• Problem description: From the entries that follow, gather each line holding the word "fiel".

• Given data:
--

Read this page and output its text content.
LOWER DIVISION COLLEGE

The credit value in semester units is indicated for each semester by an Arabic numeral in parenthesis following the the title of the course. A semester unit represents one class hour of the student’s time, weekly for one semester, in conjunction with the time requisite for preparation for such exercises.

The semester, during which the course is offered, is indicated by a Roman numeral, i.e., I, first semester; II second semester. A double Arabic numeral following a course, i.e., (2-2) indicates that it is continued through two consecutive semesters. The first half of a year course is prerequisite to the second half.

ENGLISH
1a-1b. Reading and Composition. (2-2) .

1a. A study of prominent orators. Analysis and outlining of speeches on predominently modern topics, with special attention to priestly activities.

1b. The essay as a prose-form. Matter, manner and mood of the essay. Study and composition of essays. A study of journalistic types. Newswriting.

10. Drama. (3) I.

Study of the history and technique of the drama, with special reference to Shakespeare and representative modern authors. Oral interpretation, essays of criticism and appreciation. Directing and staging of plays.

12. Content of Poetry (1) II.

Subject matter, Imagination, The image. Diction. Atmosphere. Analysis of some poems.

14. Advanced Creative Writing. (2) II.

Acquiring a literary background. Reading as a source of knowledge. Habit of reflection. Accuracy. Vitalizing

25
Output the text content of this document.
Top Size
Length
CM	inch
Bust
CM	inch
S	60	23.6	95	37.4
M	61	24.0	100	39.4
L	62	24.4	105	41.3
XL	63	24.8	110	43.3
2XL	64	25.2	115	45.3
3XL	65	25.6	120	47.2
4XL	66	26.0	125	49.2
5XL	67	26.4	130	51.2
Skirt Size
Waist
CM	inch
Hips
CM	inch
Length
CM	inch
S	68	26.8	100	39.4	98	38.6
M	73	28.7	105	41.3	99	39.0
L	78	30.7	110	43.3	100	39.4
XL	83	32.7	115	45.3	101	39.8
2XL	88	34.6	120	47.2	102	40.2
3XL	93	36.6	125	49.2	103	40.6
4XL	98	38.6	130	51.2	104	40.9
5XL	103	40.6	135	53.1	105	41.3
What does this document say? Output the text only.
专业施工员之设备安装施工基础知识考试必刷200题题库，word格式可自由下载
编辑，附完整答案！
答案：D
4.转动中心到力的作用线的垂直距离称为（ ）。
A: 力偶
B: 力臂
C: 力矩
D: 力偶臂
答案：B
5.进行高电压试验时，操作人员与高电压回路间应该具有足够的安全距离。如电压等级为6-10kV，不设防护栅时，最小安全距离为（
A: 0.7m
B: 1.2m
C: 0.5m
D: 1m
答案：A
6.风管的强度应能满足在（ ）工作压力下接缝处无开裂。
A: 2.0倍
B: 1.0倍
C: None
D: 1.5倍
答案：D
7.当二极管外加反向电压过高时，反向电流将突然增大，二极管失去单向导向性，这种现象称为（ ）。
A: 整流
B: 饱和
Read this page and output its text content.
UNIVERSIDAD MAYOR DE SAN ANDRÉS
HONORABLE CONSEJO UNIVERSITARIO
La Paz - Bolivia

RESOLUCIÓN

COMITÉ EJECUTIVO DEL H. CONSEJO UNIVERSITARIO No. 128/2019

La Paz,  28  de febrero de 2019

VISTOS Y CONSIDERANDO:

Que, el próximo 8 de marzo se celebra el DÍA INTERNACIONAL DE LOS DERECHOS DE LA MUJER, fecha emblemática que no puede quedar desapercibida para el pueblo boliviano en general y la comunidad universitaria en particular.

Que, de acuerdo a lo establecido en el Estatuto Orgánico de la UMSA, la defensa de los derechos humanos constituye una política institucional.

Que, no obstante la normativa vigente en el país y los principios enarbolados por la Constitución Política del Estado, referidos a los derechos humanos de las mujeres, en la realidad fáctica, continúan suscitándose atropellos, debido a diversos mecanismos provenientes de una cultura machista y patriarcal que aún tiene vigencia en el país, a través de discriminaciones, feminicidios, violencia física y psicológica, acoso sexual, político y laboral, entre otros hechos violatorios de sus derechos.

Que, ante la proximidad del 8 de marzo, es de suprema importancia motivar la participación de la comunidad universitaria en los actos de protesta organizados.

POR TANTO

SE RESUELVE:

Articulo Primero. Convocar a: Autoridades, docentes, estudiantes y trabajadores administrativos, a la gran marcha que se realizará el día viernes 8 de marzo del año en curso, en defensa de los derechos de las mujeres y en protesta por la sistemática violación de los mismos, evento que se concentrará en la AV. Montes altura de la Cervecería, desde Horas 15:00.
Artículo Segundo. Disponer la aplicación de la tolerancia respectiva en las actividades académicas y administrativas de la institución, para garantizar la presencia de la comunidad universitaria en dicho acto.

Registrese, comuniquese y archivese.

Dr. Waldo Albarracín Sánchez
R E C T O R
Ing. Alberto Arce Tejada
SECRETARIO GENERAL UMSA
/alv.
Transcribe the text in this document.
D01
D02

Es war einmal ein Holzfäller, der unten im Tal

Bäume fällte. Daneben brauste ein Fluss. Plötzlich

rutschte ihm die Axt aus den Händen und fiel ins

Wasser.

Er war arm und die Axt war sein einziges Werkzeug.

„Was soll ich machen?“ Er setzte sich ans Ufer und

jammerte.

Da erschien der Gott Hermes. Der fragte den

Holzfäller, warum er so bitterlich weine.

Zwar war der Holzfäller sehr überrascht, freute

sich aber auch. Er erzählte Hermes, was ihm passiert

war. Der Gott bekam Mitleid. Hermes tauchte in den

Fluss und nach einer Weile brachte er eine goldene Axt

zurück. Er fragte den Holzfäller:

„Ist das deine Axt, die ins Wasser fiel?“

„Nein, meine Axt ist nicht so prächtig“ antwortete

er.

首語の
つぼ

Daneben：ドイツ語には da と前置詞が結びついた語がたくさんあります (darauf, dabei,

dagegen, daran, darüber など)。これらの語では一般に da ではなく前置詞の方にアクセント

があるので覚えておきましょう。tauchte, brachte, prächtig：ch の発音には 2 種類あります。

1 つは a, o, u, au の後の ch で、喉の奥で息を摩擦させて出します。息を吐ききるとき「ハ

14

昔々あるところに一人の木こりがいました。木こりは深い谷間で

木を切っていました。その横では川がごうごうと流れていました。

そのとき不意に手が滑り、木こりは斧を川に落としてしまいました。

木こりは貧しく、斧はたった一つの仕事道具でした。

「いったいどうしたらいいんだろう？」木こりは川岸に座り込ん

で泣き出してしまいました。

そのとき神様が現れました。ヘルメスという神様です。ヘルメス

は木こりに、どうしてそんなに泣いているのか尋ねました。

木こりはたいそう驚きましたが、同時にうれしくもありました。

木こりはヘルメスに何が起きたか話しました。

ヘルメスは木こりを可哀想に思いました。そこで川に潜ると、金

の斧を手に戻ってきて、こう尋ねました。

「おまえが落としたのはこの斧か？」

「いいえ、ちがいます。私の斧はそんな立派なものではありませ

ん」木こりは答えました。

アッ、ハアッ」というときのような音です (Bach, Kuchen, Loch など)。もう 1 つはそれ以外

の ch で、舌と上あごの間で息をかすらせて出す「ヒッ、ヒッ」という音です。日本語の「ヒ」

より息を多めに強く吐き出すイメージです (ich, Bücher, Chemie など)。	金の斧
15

--

• Exercise response:
rutschte ihm die Axt aus den Händen und fiel ins
„Ist das deine Axt, die ins Wasser fiel?“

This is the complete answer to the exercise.